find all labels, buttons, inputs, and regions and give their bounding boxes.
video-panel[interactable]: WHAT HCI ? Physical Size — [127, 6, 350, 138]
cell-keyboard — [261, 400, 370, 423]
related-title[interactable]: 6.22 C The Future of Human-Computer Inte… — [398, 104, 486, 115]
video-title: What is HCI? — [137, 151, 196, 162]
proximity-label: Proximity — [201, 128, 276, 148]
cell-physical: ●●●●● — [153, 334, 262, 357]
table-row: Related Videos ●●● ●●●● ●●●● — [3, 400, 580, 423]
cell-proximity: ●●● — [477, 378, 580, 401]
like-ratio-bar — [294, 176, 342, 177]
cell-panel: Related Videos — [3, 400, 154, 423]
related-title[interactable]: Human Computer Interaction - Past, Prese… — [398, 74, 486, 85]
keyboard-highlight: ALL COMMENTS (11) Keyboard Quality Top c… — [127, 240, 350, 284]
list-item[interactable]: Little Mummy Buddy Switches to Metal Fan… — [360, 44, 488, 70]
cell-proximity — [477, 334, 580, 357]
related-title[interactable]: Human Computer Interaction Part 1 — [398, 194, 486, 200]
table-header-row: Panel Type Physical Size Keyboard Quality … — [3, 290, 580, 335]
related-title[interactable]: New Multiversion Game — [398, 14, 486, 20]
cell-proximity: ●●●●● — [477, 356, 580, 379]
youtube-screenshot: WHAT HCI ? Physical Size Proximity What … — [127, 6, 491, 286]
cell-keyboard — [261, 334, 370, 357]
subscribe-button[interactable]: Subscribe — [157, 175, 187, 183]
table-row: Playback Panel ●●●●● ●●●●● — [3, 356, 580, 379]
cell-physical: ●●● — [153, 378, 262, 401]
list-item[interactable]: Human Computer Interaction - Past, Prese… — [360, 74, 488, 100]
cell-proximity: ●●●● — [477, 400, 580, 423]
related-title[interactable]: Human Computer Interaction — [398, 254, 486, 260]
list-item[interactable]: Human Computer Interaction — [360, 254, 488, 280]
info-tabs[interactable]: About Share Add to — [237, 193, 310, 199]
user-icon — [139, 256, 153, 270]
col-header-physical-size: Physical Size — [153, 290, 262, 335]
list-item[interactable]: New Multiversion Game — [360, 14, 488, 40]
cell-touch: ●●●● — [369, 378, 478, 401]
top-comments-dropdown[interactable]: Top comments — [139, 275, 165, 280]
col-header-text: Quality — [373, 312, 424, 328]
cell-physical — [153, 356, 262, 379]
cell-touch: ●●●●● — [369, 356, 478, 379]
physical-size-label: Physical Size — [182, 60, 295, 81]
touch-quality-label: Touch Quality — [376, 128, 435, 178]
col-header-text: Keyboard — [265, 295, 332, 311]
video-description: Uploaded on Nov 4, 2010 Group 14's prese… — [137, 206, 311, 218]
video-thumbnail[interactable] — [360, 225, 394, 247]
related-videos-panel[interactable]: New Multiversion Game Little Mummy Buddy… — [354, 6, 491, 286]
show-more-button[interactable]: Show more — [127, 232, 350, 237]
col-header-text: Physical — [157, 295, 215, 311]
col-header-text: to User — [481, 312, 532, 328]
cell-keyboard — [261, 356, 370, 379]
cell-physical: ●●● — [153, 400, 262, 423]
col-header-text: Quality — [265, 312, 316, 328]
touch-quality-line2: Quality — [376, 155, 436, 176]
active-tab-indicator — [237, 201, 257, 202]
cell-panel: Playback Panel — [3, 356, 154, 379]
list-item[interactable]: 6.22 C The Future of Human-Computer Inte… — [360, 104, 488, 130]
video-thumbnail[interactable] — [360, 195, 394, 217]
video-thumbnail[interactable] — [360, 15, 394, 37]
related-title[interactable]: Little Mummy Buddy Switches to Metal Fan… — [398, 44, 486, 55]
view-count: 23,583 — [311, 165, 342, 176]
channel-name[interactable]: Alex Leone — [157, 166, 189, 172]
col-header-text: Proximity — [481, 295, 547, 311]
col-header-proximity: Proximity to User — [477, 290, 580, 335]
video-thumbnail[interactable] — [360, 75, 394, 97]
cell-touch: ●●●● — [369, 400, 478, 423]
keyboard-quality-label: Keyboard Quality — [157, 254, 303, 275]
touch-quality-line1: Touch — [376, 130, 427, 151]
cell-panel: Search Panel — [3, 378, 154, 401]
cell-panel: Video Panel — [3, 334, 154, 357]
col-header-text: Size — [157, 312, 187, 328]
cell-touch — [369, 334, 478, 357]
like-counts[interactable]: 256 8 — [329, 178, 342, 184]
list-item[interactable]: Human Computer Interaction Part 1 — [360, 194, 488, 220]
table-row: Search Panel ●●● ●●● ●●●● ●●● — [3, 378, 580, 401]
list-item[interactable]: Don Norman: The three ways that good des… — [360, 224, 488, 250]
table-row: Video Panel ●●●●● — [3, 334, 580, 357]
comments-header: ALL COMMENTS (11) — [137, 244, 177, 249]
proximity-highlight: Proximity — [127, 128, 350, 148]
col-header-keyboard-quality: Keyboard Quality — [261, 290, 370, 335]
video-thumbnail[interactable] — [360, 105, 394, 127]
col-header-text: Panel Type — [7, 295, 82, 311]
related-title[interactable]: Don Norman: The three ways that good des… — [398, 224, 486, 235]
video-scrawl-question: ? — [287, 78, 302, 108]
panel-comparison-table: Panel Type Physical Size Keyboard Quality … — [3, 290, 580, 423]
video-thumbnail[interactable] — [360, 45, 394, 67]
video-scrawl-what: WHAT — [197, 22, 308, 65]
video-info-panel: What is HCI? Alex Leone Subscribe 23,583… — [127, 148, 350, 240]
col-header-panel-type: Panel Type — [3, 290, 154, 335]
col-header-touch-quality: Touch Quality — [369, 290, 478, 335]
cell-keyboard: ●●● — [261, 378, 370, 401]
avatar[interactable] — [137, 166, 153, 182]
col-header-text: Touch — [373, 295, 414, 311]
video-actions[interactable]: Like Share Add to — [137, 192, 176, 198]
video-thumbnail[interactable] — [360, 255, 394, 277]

= = = =

→ **THE EXERCISE**: Gather every line of the items above that contains the string "text", copying each one in full. The match is case-sensitive.

→ **RESPONSE**:
col-header-text: Quality — [373, 312, 424, 328]
col-header-text: Keyboard — [265, 295, 332, 311]
col-header-text: Physical — [157, 295, 215, 311]
col-header-text: to User — [481, 312, 532, 328]
col-header-text: Quality — [265, 312, 316, 328]
col-header-text: Proximity — [481, 295, 547, 311]
col-header-text: Size — [157, 312, 187, 328]
col-header-text: Panel Type — [7, 295, 82, 311]
col-header-text: Touch — [373, 295, 414, 311]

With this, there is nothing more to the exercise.